=== Exercise directions ===
Check each line of the entries below for the string "бюджета"; copy every line where it appears.

=== Entries supplied ===
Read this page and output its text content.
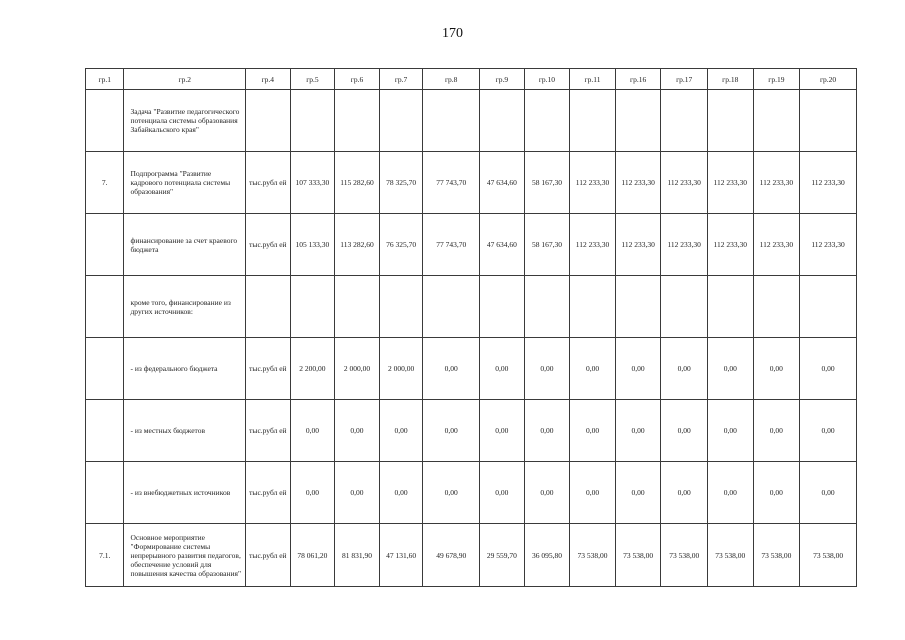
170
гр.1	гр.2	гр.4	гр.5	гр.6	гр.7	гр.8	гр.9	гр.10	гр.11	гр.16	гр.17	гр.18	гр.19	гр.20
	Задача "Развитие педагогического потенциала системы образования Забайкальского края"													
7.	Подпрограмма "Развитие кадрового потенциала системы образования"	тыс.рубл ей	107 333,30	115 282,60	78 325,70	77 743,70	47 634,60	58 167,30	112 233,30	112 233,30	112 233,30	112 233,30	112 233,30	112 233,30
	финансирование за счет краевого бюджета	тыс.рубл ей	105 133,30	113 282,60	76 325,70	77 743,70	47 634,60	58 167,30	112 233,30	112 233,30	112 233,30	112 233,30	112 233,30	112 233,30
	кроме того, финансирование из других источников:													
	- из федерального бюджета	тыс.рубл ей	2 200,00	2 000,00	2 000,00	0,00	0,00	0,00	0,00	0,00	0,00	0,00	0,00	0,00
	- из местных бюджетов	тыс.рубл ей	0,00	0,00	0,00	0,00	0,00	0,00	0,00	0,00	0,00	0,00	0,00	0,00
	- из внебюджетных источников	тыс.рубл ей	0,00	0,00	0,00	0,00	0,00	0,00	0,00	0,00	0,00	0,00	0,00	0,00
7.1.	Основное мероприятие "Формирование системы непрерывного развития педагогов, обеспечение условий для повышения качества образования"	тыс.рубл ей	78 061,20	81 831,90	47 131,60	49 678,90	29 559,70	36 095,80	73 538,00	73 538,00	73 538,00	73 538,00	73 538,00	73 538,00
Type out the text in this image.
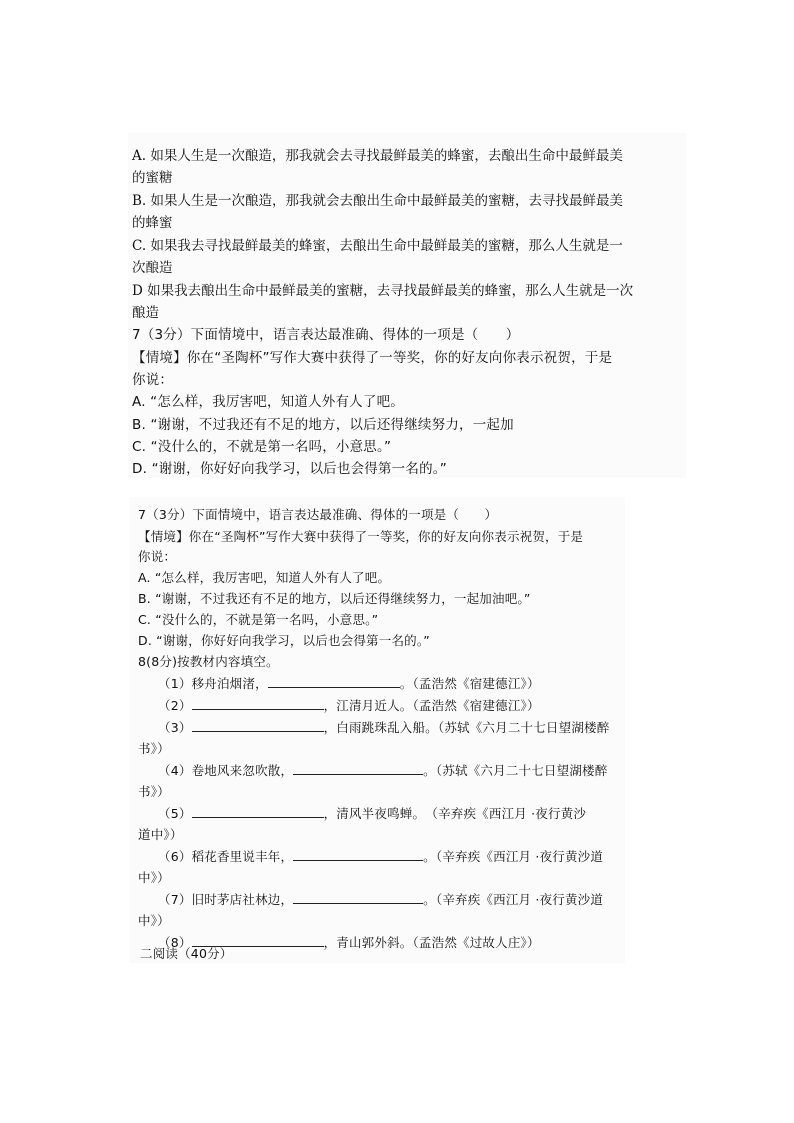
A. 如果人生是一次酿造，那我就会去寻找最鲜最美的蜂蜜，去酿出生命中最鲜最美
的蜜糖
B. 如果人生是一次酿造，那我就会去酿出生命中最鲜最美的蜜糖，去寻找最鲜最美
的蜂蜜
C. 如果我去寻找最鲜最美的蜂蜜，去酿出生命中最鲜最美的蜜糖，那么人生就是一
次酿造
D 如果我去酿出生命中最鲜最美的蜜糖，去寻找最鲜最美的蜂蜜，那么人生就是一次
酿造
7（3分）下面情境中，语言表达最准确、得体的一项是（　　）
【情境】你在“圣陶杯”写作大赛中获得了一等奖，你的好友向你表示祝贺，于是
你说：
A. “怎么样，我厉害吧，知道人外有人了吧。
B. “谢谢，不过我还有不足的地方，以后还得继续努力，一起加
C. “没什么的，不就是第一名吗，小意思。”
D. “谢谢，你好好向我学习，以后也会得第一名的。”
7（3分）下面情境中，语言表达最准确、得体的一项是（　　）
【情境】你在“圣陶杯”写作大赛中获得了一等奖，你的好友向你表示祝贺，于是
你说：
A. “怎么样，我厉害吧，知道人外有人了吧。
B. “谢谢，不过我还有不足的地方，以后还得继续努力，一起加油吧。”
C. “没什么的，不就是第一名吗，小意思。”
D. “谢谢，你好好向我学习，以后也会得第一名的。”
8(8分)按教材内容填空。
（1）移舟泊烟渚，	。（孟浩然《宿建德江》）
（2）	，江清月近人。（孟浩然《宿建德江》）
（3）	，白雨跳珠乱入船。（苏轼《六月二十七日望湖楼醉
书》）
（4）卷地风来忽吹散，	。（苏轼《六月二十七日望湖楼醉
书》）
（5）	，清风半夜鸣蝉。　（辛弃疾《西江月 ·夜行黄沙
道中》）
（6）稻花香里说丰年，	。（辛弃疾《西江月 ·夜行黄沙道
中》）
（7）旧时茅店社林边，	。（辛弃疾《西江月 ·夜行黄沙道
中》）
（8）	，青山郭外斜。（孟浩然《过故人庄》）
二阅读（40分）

...

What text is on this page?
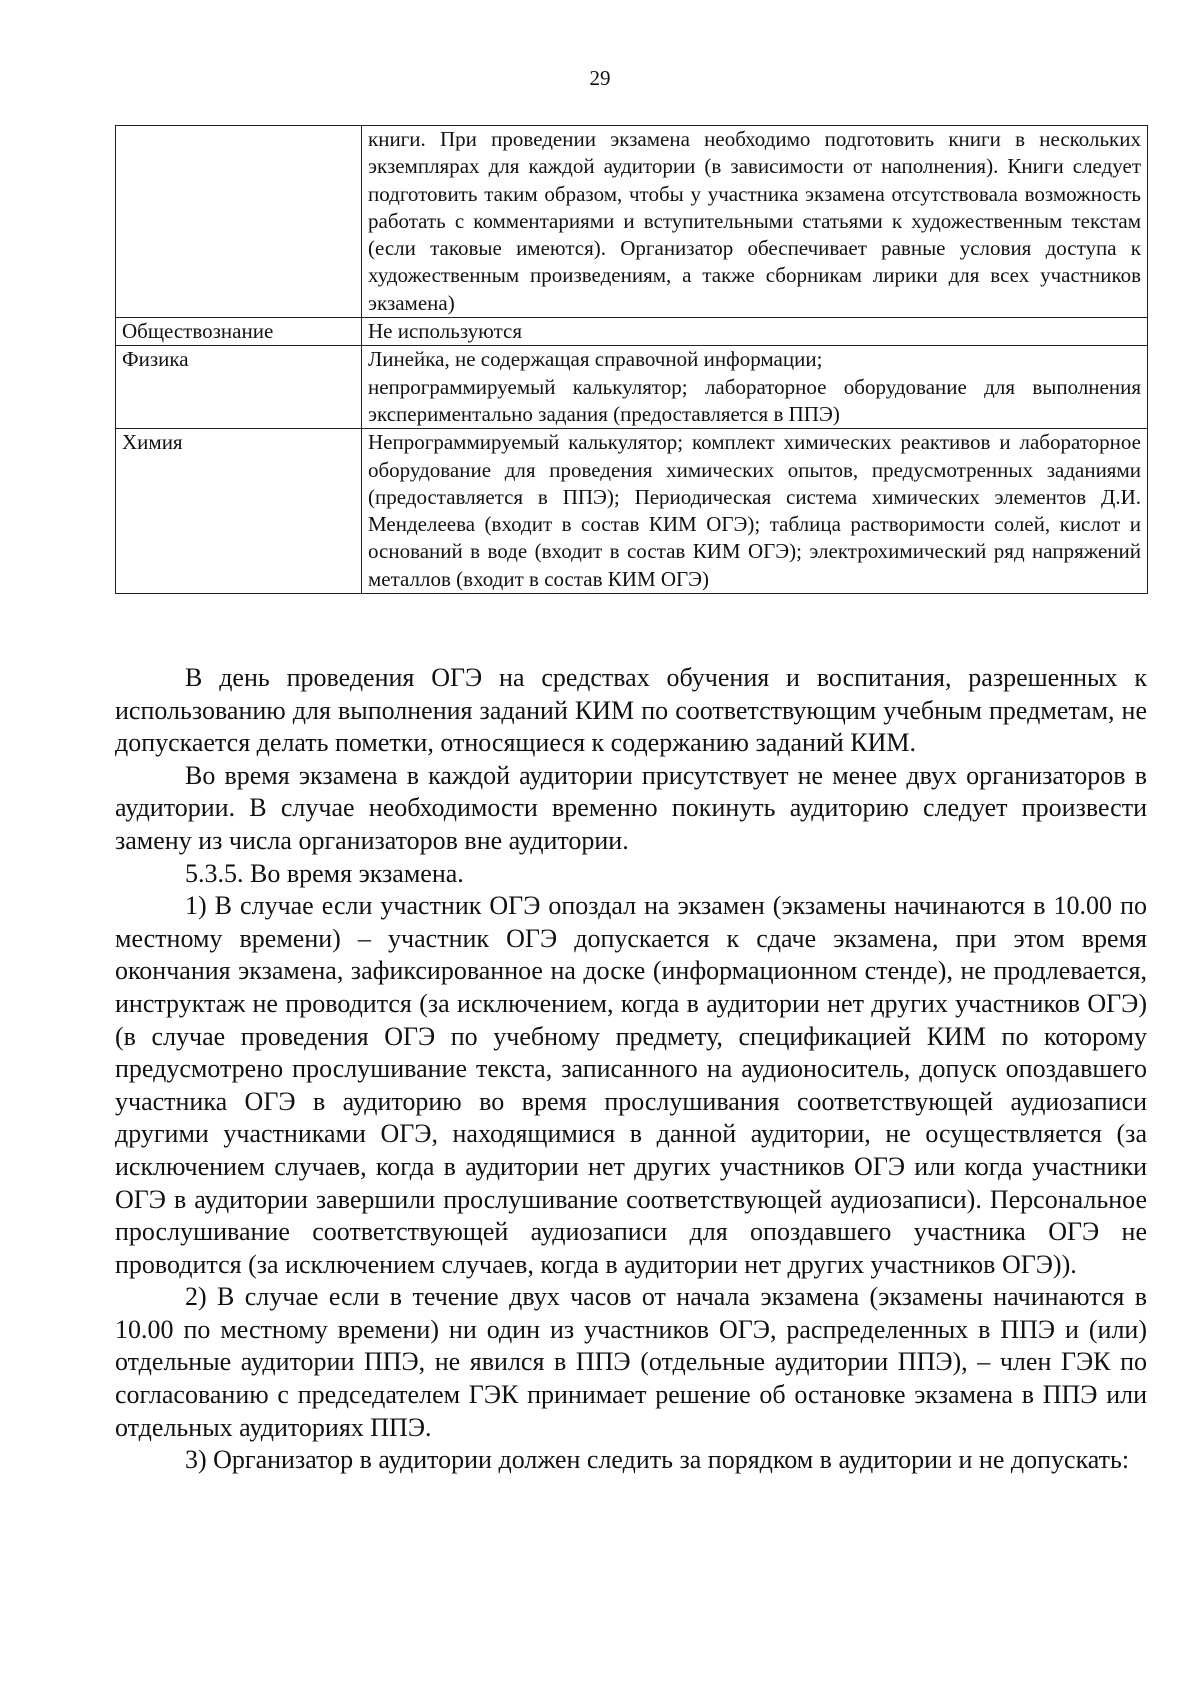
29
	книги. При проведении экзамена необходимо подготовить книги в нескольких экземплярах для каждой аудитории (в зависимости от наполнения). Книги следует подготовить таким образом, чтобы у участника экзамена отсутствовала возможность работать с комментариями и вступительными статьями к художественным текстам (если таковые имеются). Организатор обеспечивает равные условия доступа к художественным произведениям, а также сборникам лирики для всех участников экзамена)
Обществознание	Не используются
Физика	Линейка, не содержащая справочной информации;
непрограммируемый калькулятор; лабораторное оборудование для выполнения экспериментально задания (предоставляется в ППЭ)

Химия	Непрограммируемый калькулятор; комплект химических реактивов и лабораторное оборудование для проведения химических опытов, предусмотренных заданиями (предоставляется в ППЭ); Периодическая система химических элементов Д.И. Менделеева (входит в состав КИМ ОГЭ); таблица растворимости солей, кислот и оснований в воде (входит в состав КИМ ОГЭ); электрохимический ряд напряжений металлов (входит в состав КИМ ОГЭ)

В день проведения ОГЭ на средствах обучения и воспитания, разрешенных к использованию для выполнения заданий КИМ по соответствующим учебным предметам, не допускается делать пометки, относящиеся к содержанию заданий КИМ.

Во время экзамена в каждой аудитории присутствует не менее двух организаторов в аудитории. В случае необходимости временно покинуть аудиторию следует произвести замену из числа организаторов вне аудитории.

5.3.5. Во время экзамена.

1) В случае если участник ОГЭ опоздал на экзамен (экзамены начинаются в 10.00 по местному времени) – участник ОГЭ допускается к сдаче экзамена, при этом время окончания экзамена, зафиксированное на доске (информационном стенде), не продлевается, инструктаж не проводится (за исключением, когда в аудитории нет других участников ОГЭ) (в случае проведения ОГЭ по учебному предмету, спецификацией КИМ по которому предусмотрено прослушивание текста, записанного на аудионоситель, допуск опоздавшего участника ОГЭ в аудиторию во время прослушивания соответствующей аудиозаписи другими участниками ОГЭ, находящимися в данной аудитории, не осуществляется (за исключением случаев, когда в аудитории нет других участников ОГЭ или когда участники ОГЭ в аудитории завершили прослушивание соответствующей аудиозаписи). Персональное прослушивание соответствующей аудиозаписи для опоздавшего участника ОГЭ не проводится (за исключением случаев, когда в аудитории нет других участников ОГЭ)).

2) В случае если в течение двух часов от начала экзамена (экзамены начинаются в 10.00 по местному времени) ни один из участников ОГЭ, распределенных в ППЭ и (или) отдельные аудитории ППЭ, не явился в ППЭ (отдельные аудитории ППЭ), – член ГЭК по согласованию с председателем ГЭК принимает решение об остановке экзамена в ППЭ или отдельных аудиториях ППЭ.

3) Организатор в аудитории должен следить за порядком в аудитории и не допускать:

=== The solution ===
	финансирование за счет краевого бюджета	тыс.рубл ей	105 133,30	113 282,60	76 325,70	77 743,70	47 634,60	58 167,30	112 233,30	112 233,30	112 233,30	112 233,30	112 233,30	112 233,30
	- из федерального бюджета	тыс.рубл ей	2 200,00	2 000,00	2 000,00	0,00	0,00	0,00	0,00	0,00	0,00	0,00	0,00	0,00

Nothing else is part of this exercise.